**REQUIRED TASK:** Convert the lines below into a Markdown table with two columns, Number and Text. Give each line its own row, skip blank lines, and leave the pictures out.

**GIVEN DATA:**
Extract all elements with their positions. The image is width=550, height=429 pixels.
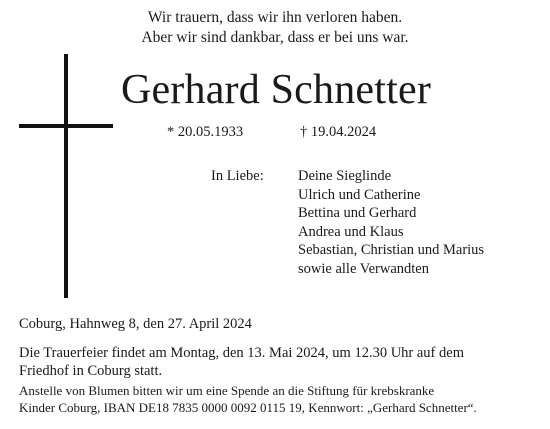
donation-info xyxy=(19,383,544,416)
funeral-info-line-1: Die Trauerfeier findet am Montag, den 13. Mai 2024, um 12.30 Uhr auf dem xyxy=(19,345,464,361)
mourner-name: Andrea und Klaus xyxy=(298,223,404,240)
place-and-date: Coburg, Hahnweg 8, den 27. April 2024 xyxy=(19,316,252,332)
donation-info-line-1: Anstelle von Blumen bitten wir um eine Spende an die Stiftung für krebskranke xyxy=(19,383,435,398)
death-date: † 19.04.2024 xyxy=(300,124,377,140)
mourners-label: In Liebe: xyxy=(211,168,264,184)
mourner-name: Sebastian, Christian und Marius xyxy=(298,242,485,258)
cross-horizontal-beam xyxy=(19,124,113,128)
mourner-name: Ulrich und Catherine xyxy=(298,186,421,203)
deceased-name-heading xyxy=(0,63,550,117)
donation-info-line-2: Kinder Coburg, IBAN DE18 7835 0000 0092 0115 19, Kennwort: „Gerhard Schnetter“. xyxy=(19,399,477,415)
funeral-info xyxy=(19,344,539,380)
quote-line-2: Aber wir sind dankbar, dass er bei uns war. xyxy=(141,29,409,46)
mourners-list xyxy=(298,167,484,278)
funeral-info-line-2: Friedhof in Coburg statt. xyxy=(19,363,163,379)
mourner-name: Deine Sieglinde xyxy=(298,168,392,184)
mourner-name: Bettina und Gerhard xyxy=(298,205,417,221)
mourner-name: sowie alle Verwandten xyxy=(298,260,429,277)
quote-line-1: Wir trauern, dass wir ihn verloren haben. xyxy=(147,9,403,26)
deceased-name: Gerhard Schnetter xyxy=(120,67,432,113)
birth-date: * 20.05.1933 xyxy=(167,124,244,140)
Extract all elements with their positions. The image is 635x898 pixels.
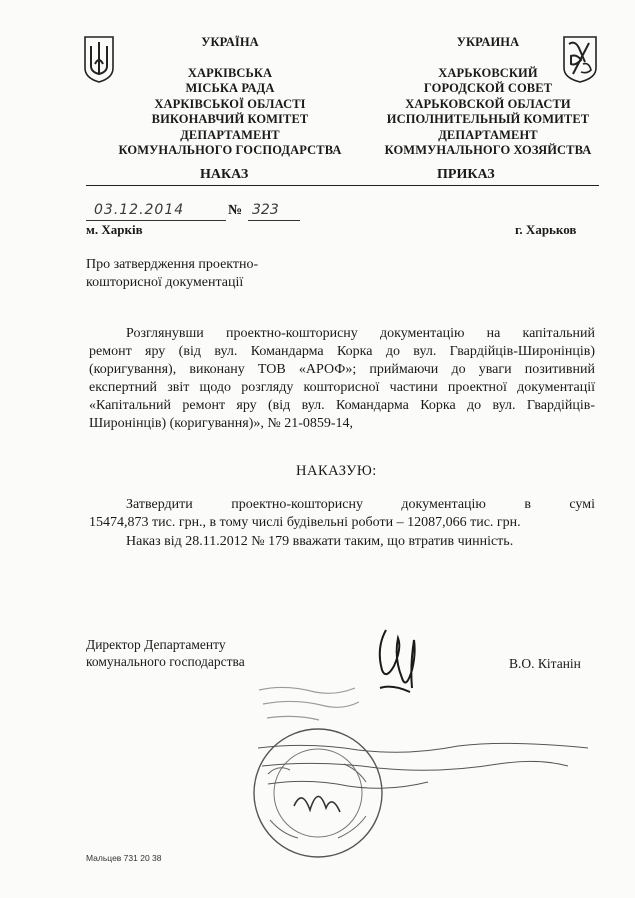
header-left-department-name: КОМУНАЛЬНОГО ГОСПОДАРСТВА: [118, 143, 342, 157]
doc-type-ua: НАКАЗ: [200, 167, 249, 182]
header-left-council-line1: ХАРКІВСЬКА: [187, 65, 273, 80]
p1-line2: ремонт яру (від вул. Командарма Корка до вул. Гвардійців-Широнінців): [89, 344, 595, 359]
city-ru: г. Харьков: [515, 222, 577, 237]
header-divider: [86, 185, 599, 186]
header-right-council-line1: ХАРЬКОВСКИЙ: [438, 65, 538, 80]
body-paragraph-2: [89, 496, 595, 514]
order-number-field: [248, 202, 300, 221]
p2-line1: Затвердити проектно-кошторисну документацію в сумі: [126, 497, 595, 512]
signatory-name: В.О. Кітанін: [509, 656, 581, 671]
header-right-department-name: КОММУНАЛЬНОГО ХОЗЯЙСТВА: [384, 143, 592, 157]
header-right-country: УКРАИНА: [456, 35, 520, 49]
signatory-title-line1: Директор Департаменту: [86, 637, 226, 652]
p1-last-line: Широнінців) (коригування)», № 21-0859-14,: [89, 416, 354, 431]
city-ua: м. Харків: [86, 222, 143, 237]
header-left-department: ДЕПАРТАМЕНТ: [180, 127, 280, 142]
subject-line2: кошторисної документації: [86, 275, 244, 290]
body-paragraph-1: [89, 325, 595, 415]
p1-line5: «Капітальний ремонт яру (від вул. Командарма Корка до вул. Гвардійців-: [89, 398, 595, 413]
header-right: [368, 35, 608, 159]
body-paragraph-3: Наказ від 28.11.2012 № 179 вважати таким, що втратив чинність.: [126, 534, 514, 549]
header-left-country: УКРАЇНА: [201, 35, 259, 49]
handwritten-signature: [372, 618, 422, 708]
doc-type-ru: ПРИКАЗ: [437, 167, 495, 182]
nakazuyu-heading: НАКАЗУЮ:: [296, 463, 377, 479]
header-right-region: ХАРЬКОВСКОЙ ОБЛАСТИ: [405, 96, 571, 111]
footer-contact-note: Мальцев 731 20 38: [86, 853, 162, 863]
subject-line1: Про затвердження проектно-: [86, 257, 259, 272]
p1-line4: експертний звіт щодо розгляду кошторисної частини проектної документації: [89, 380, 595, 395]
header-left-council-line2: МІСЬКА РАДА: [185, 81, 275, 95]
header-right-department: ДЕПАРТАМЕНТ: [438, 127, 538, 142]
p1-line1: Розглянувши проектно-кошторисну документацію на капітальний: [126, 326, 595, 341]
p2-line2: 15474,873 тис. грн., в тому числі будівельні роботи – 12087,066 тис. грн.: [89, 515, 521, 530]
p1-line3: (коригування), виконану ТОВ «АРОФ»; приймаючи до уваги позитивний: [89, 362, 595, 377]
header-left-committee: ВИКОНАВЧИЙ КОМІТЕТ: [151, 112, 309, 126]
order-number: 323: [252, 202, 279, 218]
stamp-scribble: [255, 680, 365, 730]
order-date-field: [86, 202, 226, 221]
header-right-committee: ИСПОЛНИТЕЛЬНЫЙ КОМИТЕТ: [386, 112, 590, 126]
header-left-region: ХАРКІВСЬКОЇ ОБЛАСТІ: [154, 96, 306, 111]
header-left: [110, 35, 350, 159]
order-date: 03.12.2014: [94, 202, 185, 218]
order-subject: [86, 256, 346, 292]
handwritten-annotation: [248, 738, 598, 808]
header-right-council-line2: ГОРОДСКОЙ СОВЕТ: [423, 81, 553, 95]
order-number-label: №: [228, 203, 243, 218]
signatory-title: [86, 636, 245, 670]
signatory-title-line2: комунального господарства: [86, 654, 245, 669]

**ANSWER:**
| Number | Text |
|---|---|
| 1 | Extract all elements with their positions. The image is width=550, height=429 pixels. |
| 2 | donation-info xyxy=(19,383,544,416) |
| 3 | funeral-info-line-1: Die Trauerfeier findet am Montag, den 13. Mai 2024, um 12.30 Uhr auf dem xyxy=(19,345,464,361) |
| 4 | mourner-name: Andrea und Klaus xyxy=(298,223,404,240) |
| 5 | place-and-date: Coburg, Hahnweg 8, den 27. April 2024 xyxy=(19,316,252,332) |
| 6 | donation-info-line-1: Anstelle von Blumen bitten wir um eine Spende an die Stiftung für krebskranke xyxy=(19,383,435,398) |
| 7 | death-date: † 19.04.2024 xyxy=(300,124,377,140) |
| 8 | mourners-label: In Liebe: xyxy=(211,168,264,184) |
| 9 | mourner-name: Sebastian, Christian und Marius xyxy=(298,242,485,258) |
| 10 | cross-horizontal-beam xyxy=(19,124,113,128) |
| 11 | mourner-name: Ulrich und Catherine xyxy=(298,186,421,203) |
| 12 | deceased-name-heading xyxy=(0,63,550,117) |
| 13 | donation-info-line-2: Kinder Coburg, IBAN DE18 7835 0000 0092 0115 19, Kennwort: „Gerhard Schnetter“. xyxy=(19,399,477,415) |
| 14 | funeral-info xyxy=(19,344,539,380) |
| 15 | quote-line-2: Aber wir sind dankbar, dass er bei uns war. xyxy=(141,29,409,46) |
| 16 | mourners-list xyxy=(298,167,484,278) |
| 17 | funeral-info-line-2: Friedhof in Coburg statt. xyxy=(19,363,163,379) |
| 18 | mourner-name: Deine Sieglinde xyxy=(298,168,392,184) |
| 19 | mourner-name: Bettina und Gerhard xyxy=(298,205,417,221) |
| 20 | mourner-name: sowie alle Verwandten xyxy=(298,260,429,277) |
| 21 | quote-line-1: Wir trauern, dass wir ihn verloren haben. xyxy=(147,9,403,26) |
| 22 | deceased-name: Gerhard Schnetter xyxy=(120,67,432,113) |
| 23 | birth-date: * 20.05.1933 xyxy=(167,124,244,140) |
| 24 | Extract all elements with their positions. The image is 635x898 pixels. |
| 25 | header-left-department-name: КОМУНАЛЬНОГО ГОСПОДАРСТВА: [118, 143, 342, 157] |
| 26 | doc-type-ua: НАКАЗ: [200, 167, 249, 182] |
| 27 | header-left-council-line1: ХАРКІВСЬКА: [187, 65, 273, 80] |
| 28 | p1-line2: ремонт яру (від вул. Командарма Корка до вул. Гвардійців-Широнінців): [89, 344, 595, 359] |
| 29 | city-ru: г. Харьков: [515, 222, 577, 237] |
| 30 | header-divider: [86, 185, 599, 186] |
| 31 | header-right-council-line1: ХАРЬКОВСКИЙ: [438, 65, 538, 80] |
| 32 | body-paragraph-2: [89, 496, 595, 514] |
| 33 | order-number-field: [248, 202, 300, 221] |
| 34 | p2-line1: Затвердити проектно-кошторисну документацію в сумі: [126, 497, 595, 512] |
| 35 | signatory-name: В.О. Кітанін: [509, 656, 581, 671] |
| 36 | header-right-department-name: КОММУНАЛЬНОГО ХОЗЯЙСТВА: [384, 143, 592, 157] |
| 37 | header-right-country: УКРАИНА: [456, 35, 520, 49] |
| 38 | signatory-title-line1: Директор Департаменту: [86, 637, 226, 652] |
| 39 | p1-last-line: Широнінців) (коригування)», № 21-0859-14,: [89, 416, 354, 431] |
| 40 | city-ua: м. Харків: [86, 222, 143, 237] |
| 41 | header-left-department: ДЕПАРТАМЕНТ: [180, 127, 280, 142] |
| 42 | subject-line2: кошторисної документації: [86, 275, 244, 290] |
| 43 | body-paragraph-1: [89, 325, 595, 415] |
| 44 | p1-line5: «Капітальний ремонт яру (від вул. Командарма Корка до вул. Гвардійців-: [89, 398, 595, 413] |
| 45 | header-right: [368, 35, 608, 159] |
| 46 | body-paragraph-3: Наказ від 28.11.2012 № 179 вважати таким, що втратив чинність.: [126, 534, 514, 549] |
| 47 | header-left-country: УКРАЇНА: [201, 35, 259, 49] |
| 48 | handwritten-signature: [372, 618, 422, 708] |
| 49 | doc-type-ru: ПРИКАЗ: [437, 167, 495, 182] |
| 50 | nakazuyu-heading: НАКАЗУЮ:: [296, 463, 377, 479] |
| 51 | header-right-region: ХАРЬКОВСКОЙ ОБЛАСТИ: [405, 96, 571, 111] |
| 52 | footer-contact-note: Мальцев 731 20 38: [86, 853, 162, 863] |
| 53 | subject-line1: Про затвердження проектно-: [86, 257, 259, 272] |
| 54 | p1-line4: експертний звіт щодо розгляду кошторисної частини проектної документації: [89, 380, 595, 395] |
| 55 | header-left-council-line2: МІСЬКА РАДА: [185, 81, 275, 95] |
| 56 | header-right-department: ДЕПАРТАМЕНТ: [438, 127, 538, 142] |
| 57 | p1-line1: Розглянувши проектно-кошторисну документацію на капітальний: [126, 326, 595, 341] |
| 58 | p2-line2: 15474,873 тис. грн., в тому числі будівельні роботи – 12087,066 тис. грн.: [89, 515, 521, 530] |
| 59 | p1-line3: (коригування), виконану ТОВ «АРОФ»; приймаючи до уваги позитивний: [89, 362, 595, 377] |
| 60 | header-left-committee: ВИКОНАВЧИЙ КОМІТЕТ: [151, 112, 309, 126] |
| 61 | order-number: 323: [252, 202, 279, 218] |
| 62 | stamp-scribble: [255, 680, 365, 730] |
| 63 | order-date-field: [86, 202, 226, 221] |
| 64 | header-right-committee: ИСПОЛНИТЕЛЬНЫЙ КОМИТЕТ: [386, 112, 590, 126] |
| 65 | header-left-region: ХАРКІВСЬКОЇ ОБЛАСТІ: [154, 96, 306, 111] |
| 66 | header-left: [110, 35, 350, 159] |
| 67 | order-date: 03.12.2014: [94, 202, 185, 218] |
| 68 | order-subject: [86, 256, 346, 292] |
| 69 | handwritten-annotation: [248, 738, 598, 808] |
| 70 | header-right-council-line2: ГОРОДСКОЙ СОВЕТ: [423, 81, 553, 95] |
| 71 | order-number-label: №: [228, 203, 243, 218] |
| 72 | signatory-title: [86, 636, 245, 670] |
| 73 | signatory-title-line2: комунального господарства: [86, 654, 245, 669] |